__DIRECTIONS FOR THIS TASK__: Transcribe the material in full, exactly as written.

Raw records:

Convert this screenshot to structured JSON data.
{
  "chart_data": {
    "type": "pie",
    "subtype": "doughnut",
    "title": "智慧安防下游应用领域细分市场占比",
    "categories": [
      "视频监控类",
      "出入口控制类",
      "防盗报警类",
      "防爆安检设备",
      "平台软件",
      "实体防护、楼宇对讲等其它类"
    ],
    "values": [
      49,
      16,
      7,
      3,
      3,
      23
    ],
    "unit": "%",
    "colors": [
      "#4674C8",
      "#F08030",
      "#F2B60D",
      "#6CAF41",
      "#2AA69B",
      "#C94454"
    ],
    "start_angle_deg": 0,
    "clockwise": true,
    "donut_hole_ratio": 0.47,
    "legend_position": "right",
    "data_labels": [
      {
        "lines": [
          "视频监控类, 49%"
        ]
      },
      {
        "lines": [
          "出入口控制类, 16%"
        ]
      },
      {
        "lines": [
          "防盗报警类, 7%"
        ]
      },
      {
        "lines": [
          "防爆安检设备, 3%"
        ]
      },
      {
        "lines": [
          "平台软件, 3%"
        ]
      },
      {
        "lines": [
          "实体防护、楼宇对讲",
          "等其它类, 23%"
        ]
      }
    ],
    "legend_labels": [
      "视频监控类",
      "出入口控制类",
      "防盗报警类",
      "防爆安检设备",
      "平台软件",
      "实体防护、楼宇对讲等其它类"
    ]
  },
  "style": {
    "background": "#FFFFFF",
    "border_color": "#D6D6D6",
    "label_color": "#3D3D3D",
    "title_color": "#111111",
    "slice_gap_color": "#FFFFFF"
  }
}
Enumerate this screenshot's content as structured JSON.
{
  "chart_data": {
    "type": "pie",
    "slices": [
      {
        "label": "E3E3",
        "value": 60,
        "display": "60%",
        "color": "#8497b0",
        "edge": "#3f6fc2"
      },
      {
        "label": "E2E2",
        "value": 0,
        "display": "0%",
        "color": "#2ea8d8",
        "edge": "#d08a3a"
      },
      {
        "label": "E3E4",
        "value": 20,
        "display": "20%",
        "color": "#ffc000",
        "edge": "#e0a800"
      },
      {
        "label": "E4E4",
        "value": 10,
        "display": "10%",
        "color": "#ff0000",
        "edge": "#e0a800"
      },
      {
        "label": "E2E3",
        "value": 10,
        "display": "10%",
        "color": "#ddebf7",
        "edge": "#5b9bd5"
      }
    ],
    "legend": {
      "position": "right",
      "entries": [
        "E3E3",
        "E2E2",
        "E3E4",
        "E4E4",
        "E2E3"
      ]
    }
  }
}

__EXERCISE SOLUTION__:
Convert this screenshot to structured JSON data.
{
  "chart_data": {
    "type": "pie",
    "subtype": "doughnut",
    "title": "智慧安防下游应用领域细分市场占比",
    "categories": [
      "视频监控类",
      "出入口控制类",
      "防盗报警类",
      "防爆安检设备",
      "平台软件",
      "实体防护、楼宇对讲等其它类"
    ],
    "values": [
      49,
      16,
      7,
      3,
      3,
      23
    ],
    "unit": "%",
    "colors": [
      "#4674C8",
      "#F08030",
      "#F2B60D",
      "#6CAF41",
      "#2AA69B",
      "#C94454"
    ],
    "start_angle_deg": 0,
    "clockwise": true,
    "donut_hole_ratio": 0.47,
    "legend_position": "right",
    "data_labels": [
      {
        "lines": [
          "视频监控类, 49%"
        ]
      },
      {
        "lines": [
          "出入口控制类, 16%"
        ]
      },
      {
        "lines": [
          "防盗报警类, 7%"
        ]
      },
      {
        "lines": [
          "防爆安检设备, 3%"
        ]
      },
      {
        "lines": [
          "平台软件, 3%"
        ]
      },
      {
        "lines": [
          "实体防护、楼宇对讲",
          "等其它类, 23%"
        ]
      }
    ],
    "legend_labels": [
      "视频监控类",
      "出入口控制类",
      "防盗报警类",
      "防爆安检设备",
      "平台软件",
      "实体防护、楼宇对讲等其它类"
    ]
  },
  "style": {
    "background": "#FFFFFF",
    "border_color": "#D6D6D6",
    "label_color": "#3D3D3D",
    "title_color": "#111111",
    "slice_gap_color": "#FFFFFF"
  }
}
Enumerate this screenshot's content as structured JSON.
{
  "chart_data": {
    "type": "pie",
    "slices": [
      {
        "label": "E3E3",
        "value": 60,
        "display": "60%",
        "color": "#8497b0",
        "edge": "#3f6fc2"
      },
      {
        "label": "E2E2",
        "value": 0,
        "display": "0%",
        "color": "#2ea8d8",
        "edge": "#d08a3a"
      },
      {
        "label": "E3E4",
        "value": 20,
        "display": "20%",
        "color": "#ffc000",
        "edge": "#e0a800"
      },
      {
        "label": "E4E4",
        "value": 10,
        "display": "10%",
        "color": "#ff0000",
        "edge": "#e0a800"
      },
      {
        "label": "E2E3",
        "value": 10,
        "display": "10%",
        "color": "#ddebf7",
        "edge": "#5b9bd5"
      }
    ],
    "legend": {
      "position": "right",
      "entries": [
        "E3E3",
        "E2E2",
        "E3E4",
        "E4E4",
        "E2E3"
      ]
    }
  }
}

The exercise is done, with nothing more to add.